Bring together all lines of the material below that contain the string "name".

§ §

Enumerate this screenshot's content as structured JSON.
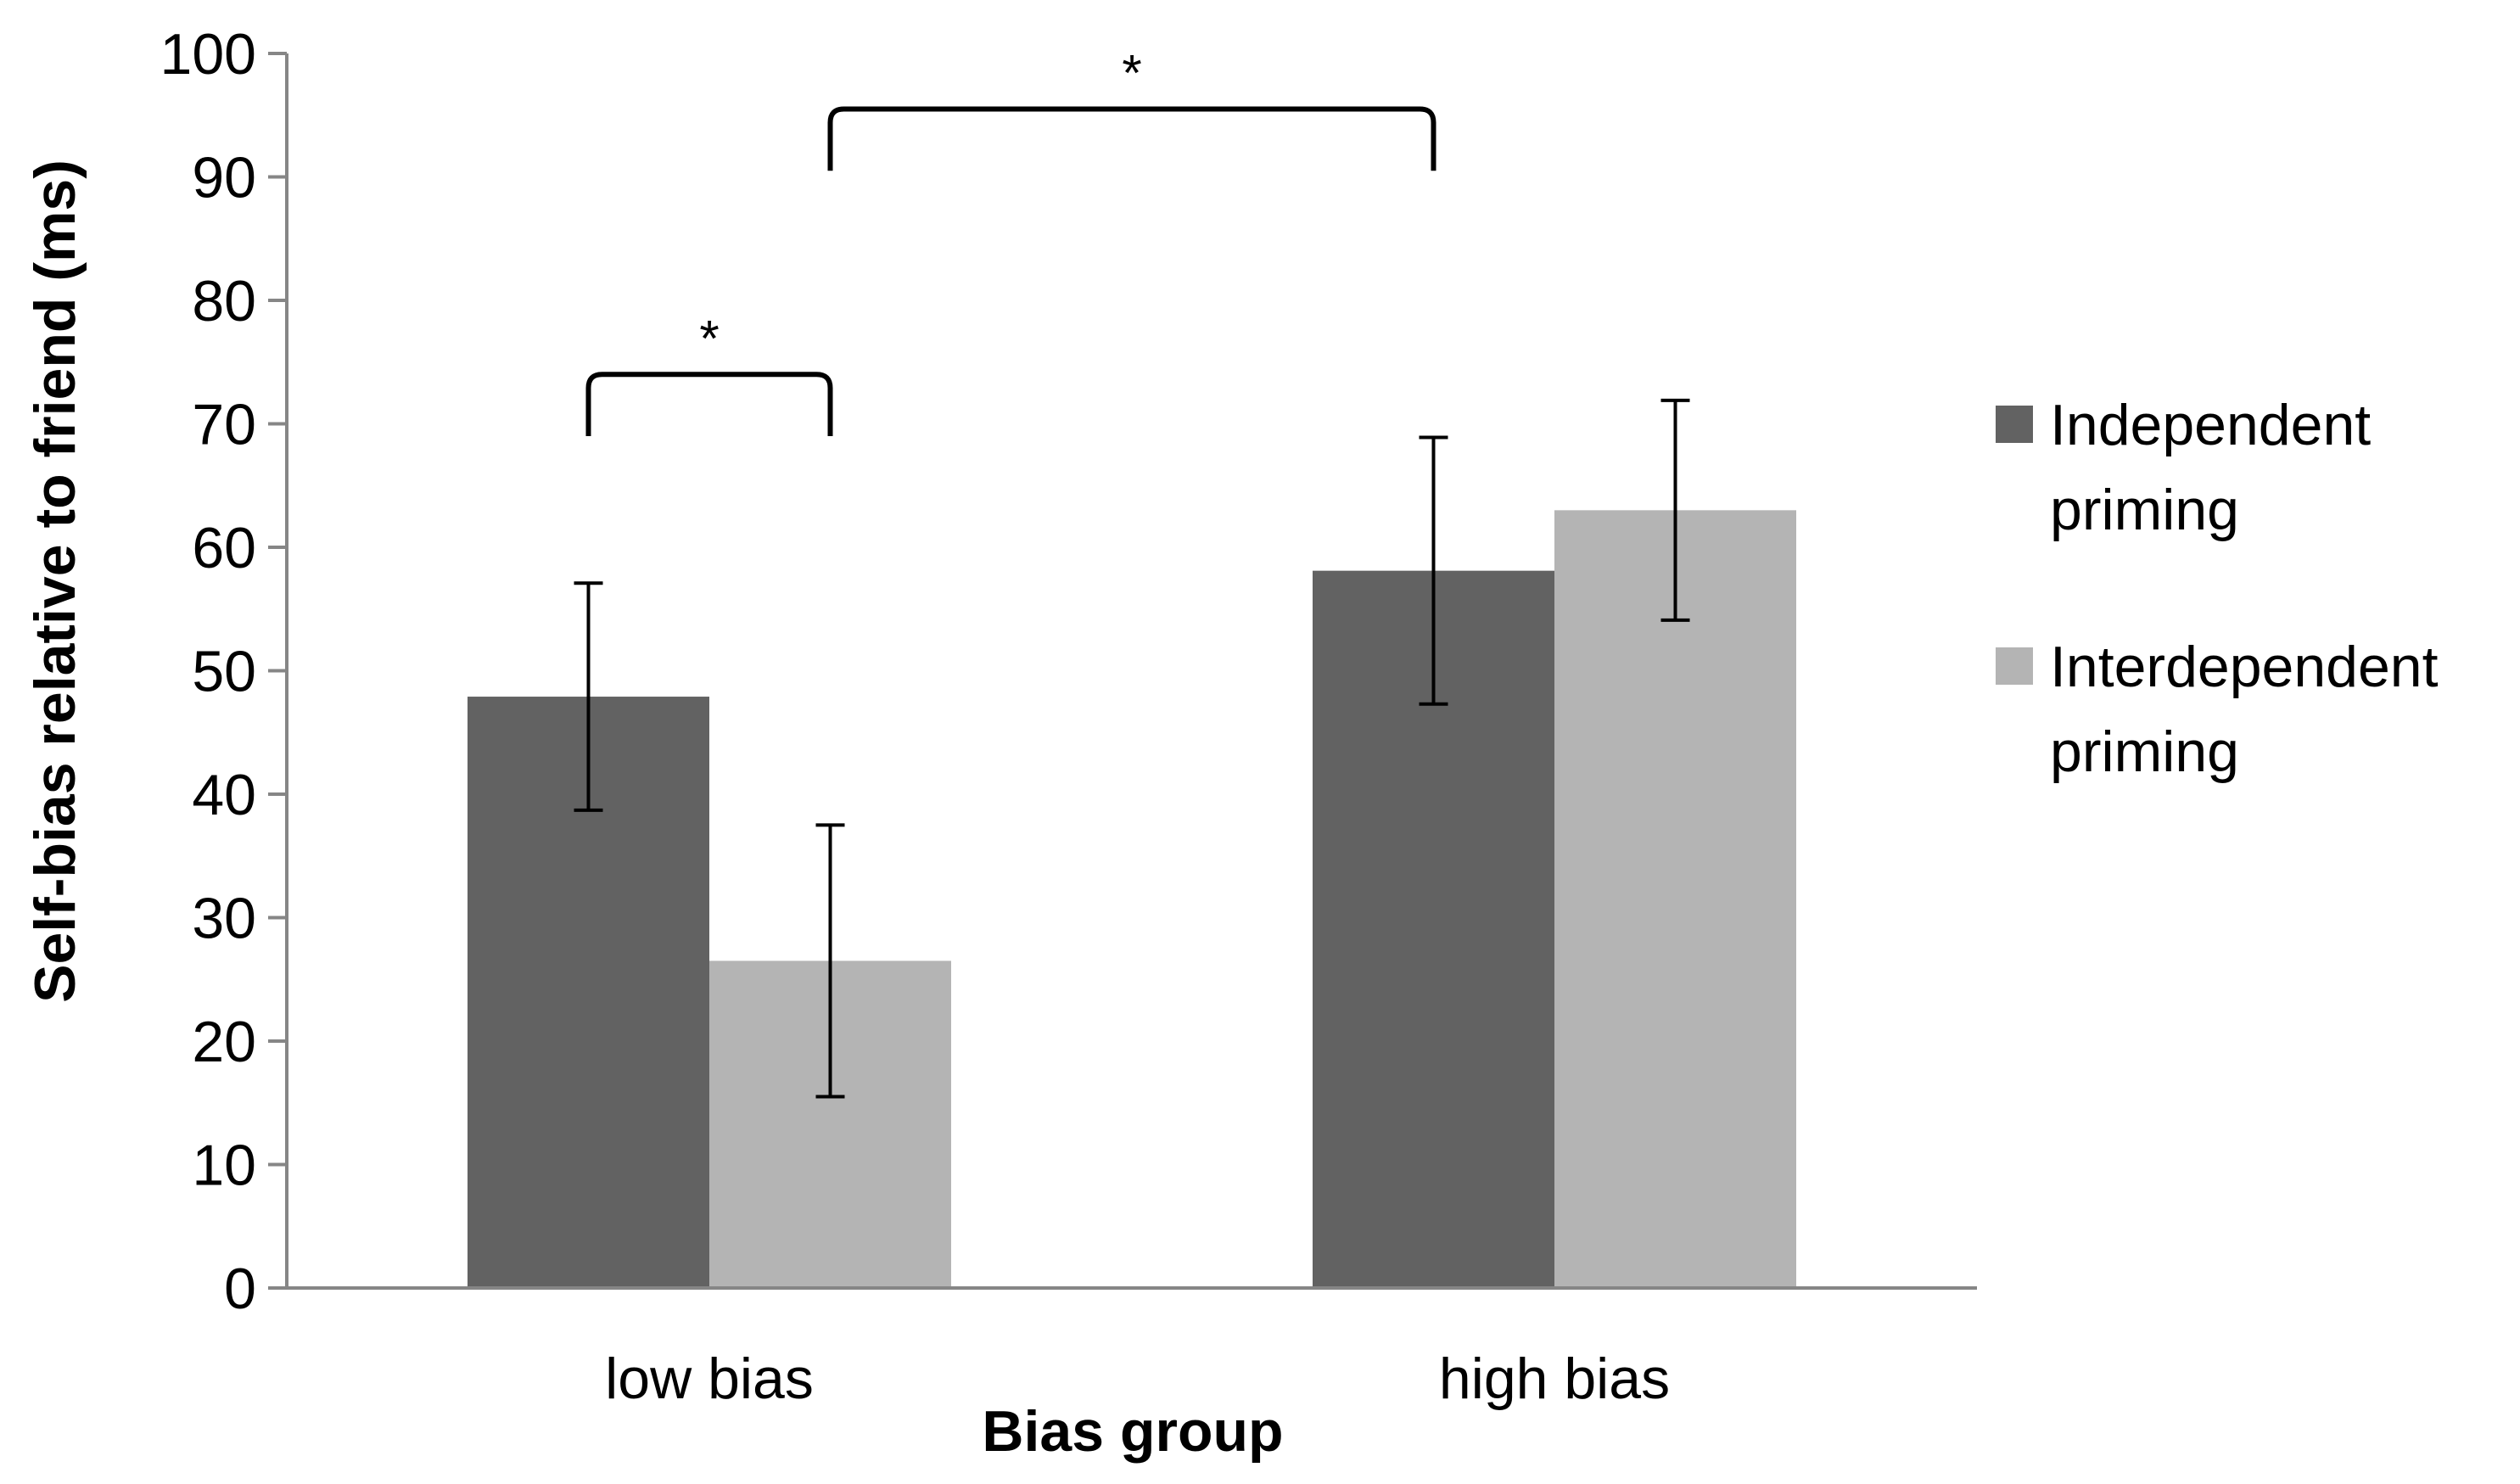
{
  "chart_data": {
    "type": "bar",
    "title": "",
    "xlabel": "Bias group",
    "ylabel": "Self-bias relative to friend (ms)",
    "ylim": [
      0,
      100
    ],
    "yticks": [
      0,
      10,
      20,
      30,
      40,
      50,
      60,
      70,
      80,
      90,
      100
    ],
    "grid": false,
    "legend_position": "right",
    "categories": [
      "low bias",
      "high bias"
    ],
    "series": [
      {
        "name": "Independent priming",
        "legend_lines": [
          "Independent",
          "priming"
        ],
        "color": "#626262",
        "values": [
          47.9,
          58.1
        ],
        "error_low": [
          38.7,
          47.3
        ],
        "error_high": [
          57.1,
          68.9
        ]
      },
      {
        "name": "Interdependent priming",
        "legend_lines": [
          "Interdependent",
          "priming"
        ],
        "color": "#b4b4b4",
        "values": [
          26.5,
          63.0
        ],
        "error_low": [
          15.5,
          54.1
        ],
        "error_high": [
          37.5,
          71.9
        ]
      }
    ],
    "significance": [
      {
        "label": "*",
        "from": {
          "category": 0,
          "series": 0
        },
        "to": {
          "category": 0,
          "series": 1
        },
        "y": 74,
        "drop_to": 69
      },
      {
        "label": "*",
        "from": {
          "category": 0,
          "series": 1
        },
        "to": {
          "category": 1,
          "series": 0
        },
        "y": 95.5,
        "drop_to": 90.5
      }
    ]
  }
}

§ §

EXPECTED OUTPUT:
        "name": "Independent priming",
        "name": "Interdependent priming",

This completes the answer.